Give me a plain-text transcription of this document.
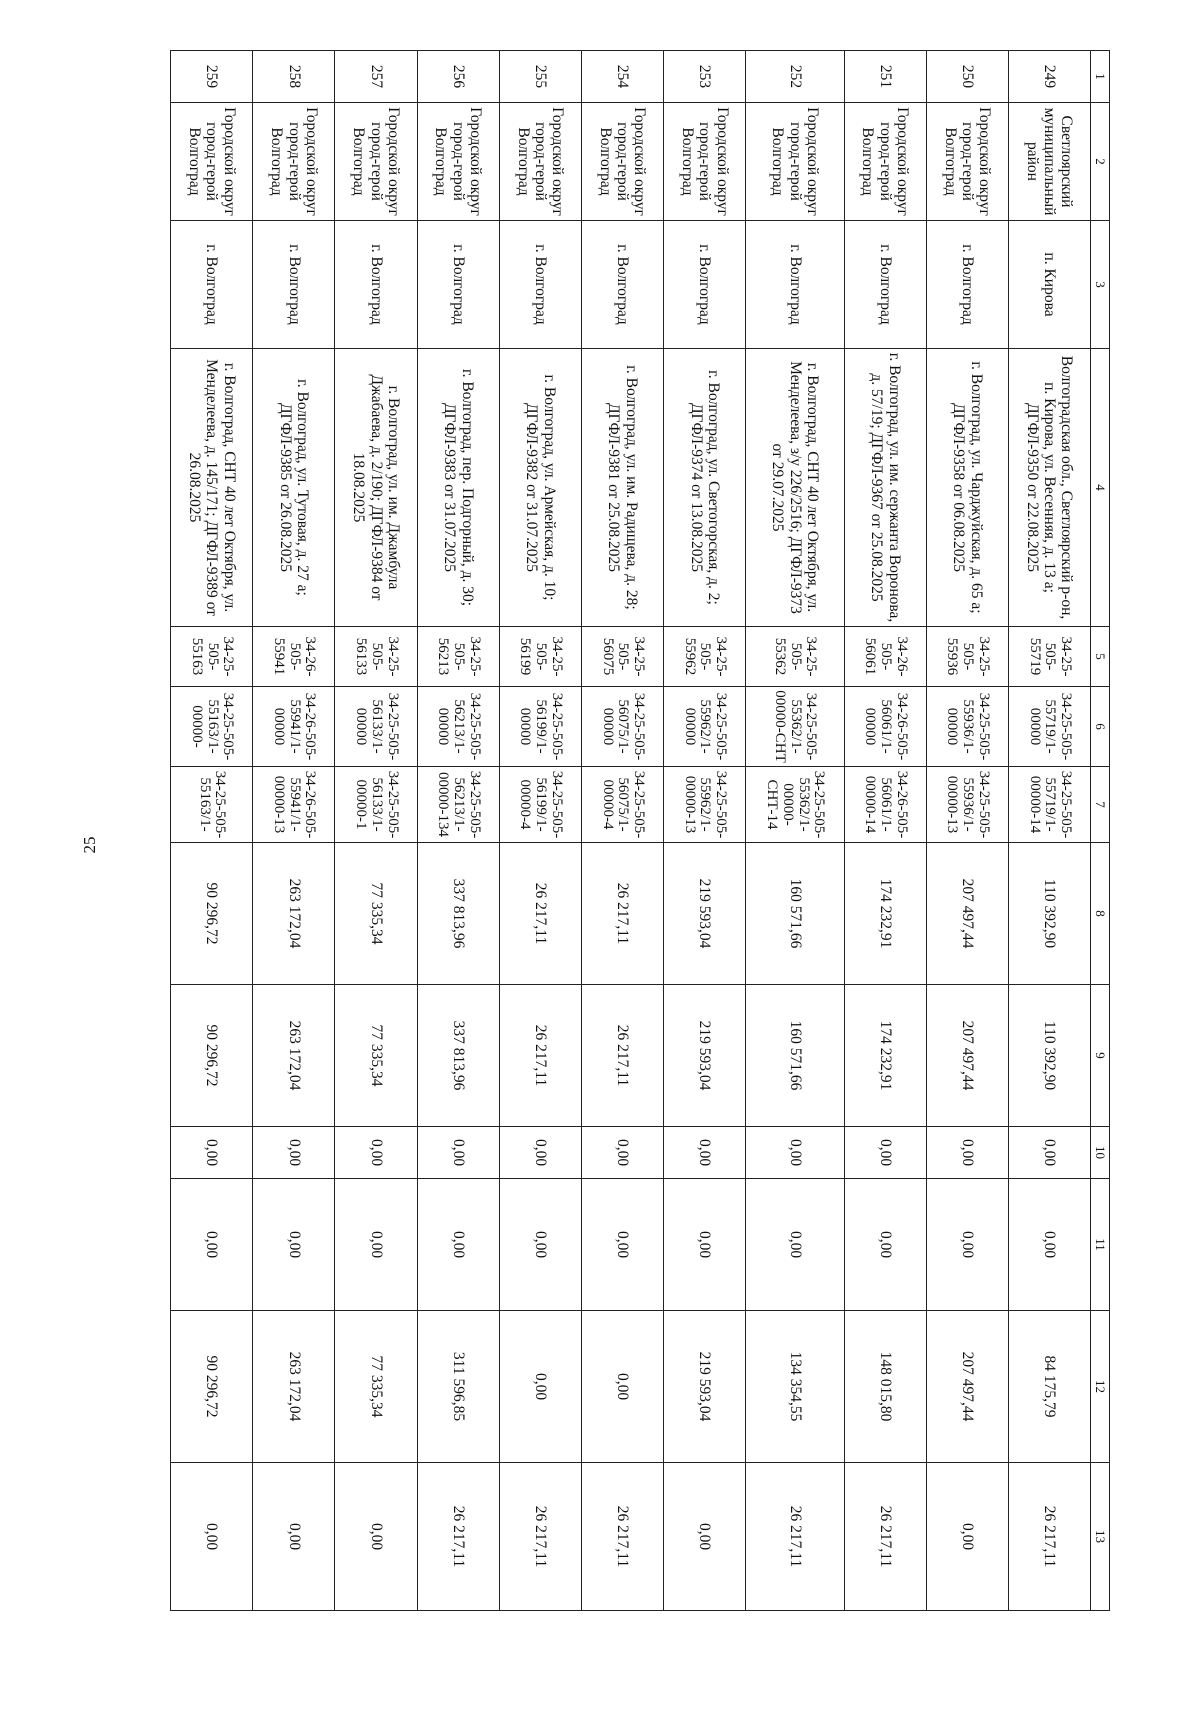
25
1	2	3	4	5	6	7	8	9	10	11	12	13
249	Светлоярский муниципальный район	п. Кирова	Волгоградская обл., Светлоярский р-он, п. Кирова, ул. Весенняя, д. 13 а; ДГФЛ-9350 от 22.08.2025	34-25-505-55719	34-25-505-55719/1-00000	34-25-505-55719/1-00000-14	110 392,90	110 392,90	0,00	0,00	84 175,79	26 217,11
250	Городской округ город-герой Волгоград	г. Волгоград	г. Волгоград, ул. Чарджуйская, д. 65 а; ДГФЛ-9358 от 06.08.2025	34-25-505-55936	34-25-505-55936/1-00000	34-25-505-55936/1-00000-13	207 497,44	207 497,44	0,00	0,00	207 497,44	0,00
251	Городской округ город-герой Волгоград	г. Волгоград	г. Волгоград, ул. им. сержанта Воронова, д. 57/19; ДГФЛ-9367 от 25.08.2025	34-26-505-56061	34-26-505-56061/1-00000	34-26-505-56061/1-00000-14	174 232,91	174 232,91	0,00	0,00	148 015,80	26 217,11
252	Городской округ город-герой Волгоград	г. Волгоград	г. Волгоград, СНТ 40 лет Октября, ул. Менделеева, з/у 226/2516; ДГФЛ-9373 от 29.07.2025	34-25-505-55362	34-25-505-55362/1-00000-СНТ	34-25-505-55362/1-00000-СНТ-14	160 571,66	160 571,66	0,00	0,00	134 354,55	26 217,11
253	Городской округ город-герой Волгоград	г. Волгоград	г. Волгоград, ул. Светогорская, д. 2; ДГФЛ-9374 от 13.08.2025	34-25-505-55962	34-25-505-55962/1-00000	34-25-505-55962/1-00000-13	219 593,04	219 593,04	0,00	0,00	219 593,04	0,00
254	Городской округ город-герой Волгоград	г. Волгоград	г. Волгоград, ул. им. Радищева, д. 28; ДГФЛ-9381 от 25.08.2025	34-25-505-56075	34-25-505-56075/1-00000	34-25-505-56075/1-00000-4	26 217,11	26 217,11	0,00	0,00	0,00	26 217,11
255	Городской округ город-герой Волгоград	г. Волгоград	г. Волгоград, ул. Армейская, д. 10; ДГФЛ-9382 от 31.07.2025	34-25-505-56199	34-25-505-56199/1-00000	34-25-505-56199/1-00000-4	26 217,11	26 217,11	0,00	0,00	0,00	26 217,11
256	Городской округ город-герой Волгоград	г. Волгоград	г. Волгоград, пер. Подгорный, д. 30; ДГФЛ-9383 от 31.07.2025	34-25-505-56213	34-25-505-56213/1-00000	34-25-505-56213/1-00000-134	337 813,96	337 813,96	0,00	0,00	311 596,85	26 217,11
257	Городской округ город-герой Волгоград	г. Волгоград	г. Волгоград, ул. им. Джамбула Джабаева, д. 2/190; ДГФЛ-9384 от 18.08.2025	34-25-505-56133	34-25-505-56133/1-00000	34-25-505-56133/1-00000-1	77 335,34	77 335,34	0,00	0,00	77 335,34	0,00
258	Городской округ город-герой Волгоград	г. Волгоград	г. Волгоград, ул. Тутовая, д. 27 а; ДГФЛ-9385 от 26.08.2025	34-26-505-55941	34-26-505-55941/1-00000	34-26-505-55941/1-00000-13	263 172,04	263 172,04	0,00	0,00	263 172,04	0,00
259	Городской округ город-герой Волгоград	г. Волгоград	г. Волгоград, СНТ 40 лет Октября, ул. Менделеева, д. 145/171; ДГФЛ-9389 от 26.08.2025	34-25-505-55163	34-25-505-55163/1-00000-	34-25-505-55163/1-	90 296,72	90 296,72	0,00	0,00	90 296,72	0,00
§
▸ **Instructions for the task**: Return every line in the listing that contains the word "Октября".

▸ **Exercise result**:
252	Городской округ город-герой Волгоград	г. Волгоград	г. Волгоград, СНТ 40 лет Октября, ул. Менделеева, з/у 226/2516; ДГФЛ-9373 от 29.07.2025	34-25-505-55362	34-25-505-55362/1-00000-СНТ	34-25-505-55362/1-00000-СНТ-14	160 571,66	160 571,66	0,00	0,00	134 354,55	26 217,11
259	Городской округ город-герой Волгоград	г. Волгоград	г. Волгоград, СНТ 40 лет Октября, ул. Менделеева, д. 145/171; ДГФЛ-9389 от 26.08.2025	34-25-505-55163	34-25-505-55163/1-00000-	34-25-505-55163/1-	90 296,72	90 296,72	0,00	0,00	90 296,72	0,00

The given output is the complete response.